___ Input rows

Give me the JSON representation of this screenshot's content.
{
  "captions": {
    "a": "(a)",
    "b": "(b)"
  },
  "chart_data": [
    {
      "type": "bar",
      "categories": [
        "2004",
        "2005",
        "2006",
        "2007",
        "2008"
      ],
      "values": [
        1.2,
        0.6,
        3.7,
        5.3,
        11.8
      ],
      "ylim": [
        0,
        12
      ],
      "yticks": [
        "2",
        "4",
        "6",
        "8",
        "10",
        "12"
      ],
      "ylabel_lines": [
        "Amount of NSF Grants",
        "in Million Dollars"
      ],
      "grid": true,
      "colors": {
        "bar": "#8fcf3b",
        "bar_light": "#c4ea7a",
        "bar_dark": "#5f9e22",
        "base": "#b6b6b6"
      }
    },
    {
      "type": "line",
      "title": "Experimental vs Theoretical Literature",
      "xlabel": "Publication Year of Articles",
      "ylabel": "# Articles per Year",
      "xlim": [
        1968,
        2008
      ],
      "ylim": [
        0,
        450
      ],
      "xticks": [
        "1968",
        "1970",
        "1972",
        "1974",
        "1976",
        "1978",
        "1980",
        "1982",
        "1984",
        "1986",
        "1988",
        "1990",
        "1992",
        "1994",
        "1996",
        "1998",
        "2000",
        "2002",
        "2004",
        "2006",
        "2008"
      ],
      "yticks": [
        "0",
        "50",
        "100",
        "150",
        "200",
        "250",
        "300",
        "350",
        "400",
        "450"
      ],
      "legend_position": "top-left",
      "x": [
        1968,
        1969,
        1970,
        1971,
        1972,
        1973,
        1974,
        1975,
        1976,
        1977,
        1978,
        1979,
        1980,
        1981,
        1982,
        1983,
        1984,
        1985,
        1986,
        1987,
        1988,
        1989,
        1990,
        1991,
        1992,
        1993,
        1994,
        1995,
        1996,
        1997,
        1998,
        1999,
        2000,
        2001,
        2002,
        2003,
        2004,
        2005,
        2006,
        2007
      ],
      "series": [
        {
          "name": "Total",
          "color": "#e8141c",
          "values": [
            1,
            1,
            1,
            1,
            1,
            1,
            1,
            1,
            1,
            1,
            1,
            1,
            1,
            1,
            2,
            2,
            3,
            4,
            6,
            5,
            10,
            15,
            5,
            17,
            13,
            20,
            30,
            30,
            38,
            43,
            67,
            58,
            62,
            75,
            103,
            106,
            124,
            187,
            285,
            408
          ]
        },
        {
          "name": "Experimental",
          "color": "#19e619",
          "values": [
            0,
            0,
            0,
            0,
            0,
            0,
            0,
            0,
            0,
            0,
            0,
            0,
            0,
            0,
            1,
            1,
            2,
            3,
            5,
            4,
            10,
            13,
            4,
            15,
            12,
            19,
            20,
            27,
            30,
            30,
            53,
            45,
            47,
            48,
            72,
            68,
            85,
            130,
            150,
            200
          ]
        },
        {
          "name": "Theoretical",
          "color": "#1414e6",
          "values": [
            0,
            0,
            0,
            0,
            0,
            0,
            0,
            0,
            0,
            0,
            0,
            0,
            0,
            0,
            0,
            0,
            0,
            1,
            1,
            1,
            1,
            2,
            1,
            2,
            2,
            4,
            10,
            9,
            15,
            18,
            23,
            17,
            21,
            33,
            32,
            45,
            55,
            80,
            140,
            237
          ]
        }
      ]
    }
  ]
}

______

> [Written problem] Select and copy each line from the data that includes the word "Year".

> [Output for this exercise]
      "xlabel": "Publication Year of Articles",
      "ylabel": "# Articles per Year",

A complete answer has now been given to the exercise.